## Data listing
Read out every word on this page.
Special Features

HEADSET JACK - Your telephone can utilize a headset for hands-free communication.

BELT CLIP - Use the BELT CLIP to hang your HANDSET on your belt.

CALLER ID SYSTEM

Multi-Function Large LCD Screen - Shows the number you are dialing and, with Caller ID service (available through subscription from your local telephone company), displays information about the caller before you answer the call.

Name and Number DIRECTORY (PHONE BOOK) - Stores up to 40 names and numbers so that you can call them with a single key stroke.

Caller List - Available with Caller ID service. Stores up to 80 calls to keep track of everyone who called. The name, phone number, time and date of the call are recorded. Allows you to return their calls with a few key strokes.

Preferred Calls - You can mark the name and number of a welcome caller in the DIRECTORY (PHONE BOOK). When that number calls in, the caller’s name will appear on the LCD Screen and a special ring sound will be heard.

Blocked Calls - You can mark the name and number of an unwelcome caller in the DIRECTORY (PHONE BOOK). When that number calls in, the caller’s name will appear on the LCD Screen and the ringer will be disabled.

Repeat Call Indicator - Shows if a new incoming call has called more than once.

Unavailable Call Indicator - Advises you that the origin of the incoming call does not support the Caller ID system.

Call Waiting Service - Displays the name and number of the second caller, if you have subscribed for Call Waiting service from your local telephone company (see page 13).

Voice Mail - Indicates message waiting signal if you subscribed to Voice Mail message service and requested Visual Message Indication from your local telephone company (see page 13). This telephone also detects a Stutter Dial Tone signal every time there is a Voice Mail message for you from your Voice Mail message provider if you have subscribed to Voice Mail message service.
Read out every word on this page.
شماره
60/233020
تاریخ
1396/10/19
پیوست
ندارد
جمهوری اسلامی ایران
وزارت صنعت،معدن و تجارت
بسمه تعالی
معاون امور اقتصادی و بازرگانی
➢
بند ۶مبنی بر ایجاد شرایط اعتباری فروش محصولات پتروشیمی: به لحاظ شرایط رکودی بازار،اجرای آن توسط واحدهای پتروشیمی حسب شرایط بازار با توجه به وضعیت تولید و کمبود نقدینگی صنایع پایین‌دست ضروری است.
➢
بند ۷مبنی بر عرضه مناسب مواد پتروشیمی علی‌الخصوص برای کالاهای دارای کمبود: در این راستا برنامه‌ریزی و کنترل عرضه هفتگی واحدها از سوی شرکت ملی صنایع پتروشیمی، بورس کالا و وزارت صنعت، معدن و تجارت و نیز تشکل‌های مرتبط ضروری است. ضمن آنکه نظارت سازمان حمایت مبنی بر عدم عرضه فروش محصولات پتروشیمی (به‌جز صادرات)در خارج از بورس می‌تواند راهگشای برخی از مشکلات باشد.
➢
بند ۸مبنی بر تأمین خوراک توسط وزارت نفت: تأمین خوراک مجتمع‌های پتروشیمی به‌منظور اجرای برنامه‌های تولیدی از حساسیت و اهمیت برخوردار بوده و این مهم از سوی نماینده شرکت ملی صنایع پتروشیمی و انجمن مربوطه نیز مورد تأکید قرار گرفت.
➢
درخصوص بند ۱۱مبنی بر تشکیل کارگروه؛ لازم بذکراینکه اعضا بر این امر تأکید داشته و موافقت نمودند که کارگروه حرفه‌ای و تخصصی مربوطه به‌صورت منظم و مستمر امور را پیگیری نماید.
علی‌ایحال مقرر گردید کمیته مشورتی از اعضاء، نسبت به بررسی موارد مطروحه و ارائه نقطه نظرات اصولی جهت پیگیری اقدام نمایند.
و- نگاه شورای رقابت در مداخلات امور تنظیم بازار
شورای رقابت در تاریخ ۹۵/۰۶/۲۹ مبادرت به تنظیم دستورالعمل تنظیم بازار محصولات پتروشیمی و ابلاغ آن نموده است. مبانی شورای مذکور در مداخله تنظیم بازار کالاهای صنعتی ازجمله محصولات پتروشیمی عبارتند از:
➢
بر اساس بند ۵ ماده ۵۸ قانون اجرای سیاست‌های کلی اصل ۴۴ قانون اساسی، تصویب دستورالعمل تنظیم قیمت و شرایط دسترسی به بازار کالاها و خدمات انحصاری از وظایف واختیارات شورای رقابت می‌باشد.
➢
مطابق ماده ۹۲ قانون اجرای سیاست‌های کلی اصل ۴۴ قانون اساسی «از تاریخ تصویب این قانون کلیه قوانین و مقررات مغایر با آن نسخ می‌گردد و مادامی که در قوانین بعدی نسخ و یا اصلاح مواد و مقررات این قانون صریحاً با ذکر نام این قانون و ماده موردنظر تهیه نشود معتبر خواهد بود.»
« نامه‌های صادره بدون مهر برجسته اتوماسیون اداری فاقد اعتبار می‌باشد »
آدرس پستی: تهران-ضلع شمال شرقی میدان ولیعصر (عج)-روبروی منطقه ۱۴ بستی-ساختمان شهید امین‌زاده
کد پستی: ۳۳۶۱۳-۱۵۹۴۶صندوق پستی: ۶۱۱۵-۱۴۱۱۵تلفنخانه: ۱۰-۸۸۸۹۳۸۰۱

## Task prompt
Reproduce the material precisely, including every line.

## Answer
Read out every word on this page.
Special Features

HEADSET JACK - Your telephone can utilize a headset for hands-free communication.

BELT CLIP - Use the BELT CLIP to hang your HANDSET on your belt.

CALLER ID SYSTEM

Multi-Function Large LCD Screen - Shows the number you are dialing and, with Caller ID service (available through subscription from your local telephone company), displays information about the caller before you answer the call.

Name and Number DIRECTORY (PHONE BOOK) - Stores up to 40 names and numbers so that you can call them with a single key stroke.

Caller List - Available with Caller ID service. Stores up to 80 calls to keep track of everyone who called. The name, phone number, time and date of the call are recorded. Allows you to return their calls with a few key strokes.

Preferred Calls - You can mark the name and number of a welcome caller in the DIRECTORY (PHONE BOOK). When that number calls in, the caller’s name will appear on the LCD Screen and a special ring sound will be heard.

Blocked Calls - You can mark the name and number of an unwelcome caller in the DIRECTORY (PHONE BOOK). When that number calls in, the caller’s name will appear on the LCD Screen and the ringer will be disabled.

Repeat Call Indicator - Shows if a new incoming call has called more than once.

Unavailable Call Indicator - Advises you that the origin of the incoming call does not support the Caller ID system.

Call Waiting Service - Displays the name and number of the second caller, if you have subscribed for Call Waiting service from your local telephone company (see page 13).

Voice Mail - Indicates message waiting signal if you subscribed to Voice Mail message service and requested Visual Message Indication from your local telephone company (see page 13). This telephone also detects a Stutter Dial Tone signal every time there is a Voice Mail message for you from your Voice Mail message provider if you have subscribed to Voice Mail message service.
Read out every word on this page.
شماره
60/233020
تاریخ
1396/10/19
پیوست
ندارد
جمهوری اسلامی ایران
وزارت صنعت،معدن و تجارت
بسمه تعالی
معاون امور اقتصادی و بازرگانی
➢
بند ۶مبنی بر ایجاد شرایط اعتباری فروش محصولات پتروشیمی: به لحاظ شرایط رکودی بازار،اجرای آن توسط واحدهای پتروشیمی حسب شرایط بازار با توجه به وضعیت تولید و کمبود نقدینگی صنایع پایین‌دست ضروری است.
➢
بند ۷مبنی بر عرضه مناسب مواد پتروشیمی علی‌الخصوص برای کالاهای دارای کمبود: در این راستا برنامه‌ریزی و کنترل عرضه هفتگی واحدها از سوی شرکت ملی صنایع پتروشیمی، بورس کالا و وزارت صنعت، معدن و تجارت و نیز تشکل‌های مرتبط ضروری است. ضمن آنکه نظارت سازمان حمایت مبنی بر عدم عرضه فروش محصولات پتروشیمی (به‌جز صادرات)در خارج از بورس می‌تواند راهگشای برخی از مشکلات باشد.
➢
بند ۸مبنی بر تأمین خوراک توسط وزارت نفت: تأمین خوراک مجتمع‌های پتروشیمی به‌منظور اجرای برنامه‌های تولیدی از حساسیت و اهمیت برخوردار بوده و این مهم از سوی نماینده شرکت ملی صنایع پتروشیمی و انجمن مربوطه نیز مورد تأکید قرار گرفت.
➢
درخصوص بند ۱۱مبنی بر تشکیل کارگروه؛ لازم بذکراینکه اعضا بر این امر تأکید داشته و موافقت نمودند که کارگروه حرفه‌ای و تخصصی مربوطه به‌صورت منظم و مستمر امور را پیگیری نماید.
علی‌ایحال مقرر گردید کمیته مشورتی از اعضاء، نسبت به بررسی موارد مطروحه و ارائه نقطه نظرات اصولی جهت پیگیری اقدام نمایند.
و- نگاه شورای رقابت در مداخلات امور تنظیم بازار
شورای رقابت در تاریخ ۹۵/۰۶/۲۹ مبادرت به تنظیم دستورالعمل تنظیم بازار محصولات پتروشیمی و ابلاغ آن نموده است. مبانی شورای مذکور در مداخله تنظیم بازار کالاهای صنعتی ازجمله محصولات پتروشیمی عبارتند از:
➢
بر اساس بند ۵ ماده ۵۸ قانون اجرای سیاست‌های کلی اصل ۴۴ قانون اساسی، تصویب دستورالعمل تنظیم قیمت و شرایط دسترسی به بازار کالاها و خدمات انحصاری از وظایف واختیارات شورای رقابت می‌باشد.
➢
مطابق ماده ۹۲ قانون اجرای سیاست‌های کلی اصل ۴۴ قانون اساسی «از تاریخ تصویب این قانون کلیه قوانین و مقررات مغایر با آن نسخ می‌گردد و مادامی که در قوانین بعدی نسخ و یا اصلاح مواد و مقررات این قانون صریحاً با ذکر نام این قانون و ماده موردنظر تهیه نشود معتبر خواهد بود.»
« نامه‌های صادره بدون مهر برجسته اتوماسیون اداری فاقد اعتبار می‌باشد »
آدرس پستی: تهران-ضلع شمال شرقی میدان ولیعصر (عج)-روبروی منطقه ۱۴ بستی-ساختمان شهید امین‌زاده
کد پستی: ۳۳۶۱۳-۱۵۹۴۶صندوق پستی: ۶۱۱۵-۱۴۱۱۵تلفنخانه: ۱۰-۸۸۸۹۳۸۰۱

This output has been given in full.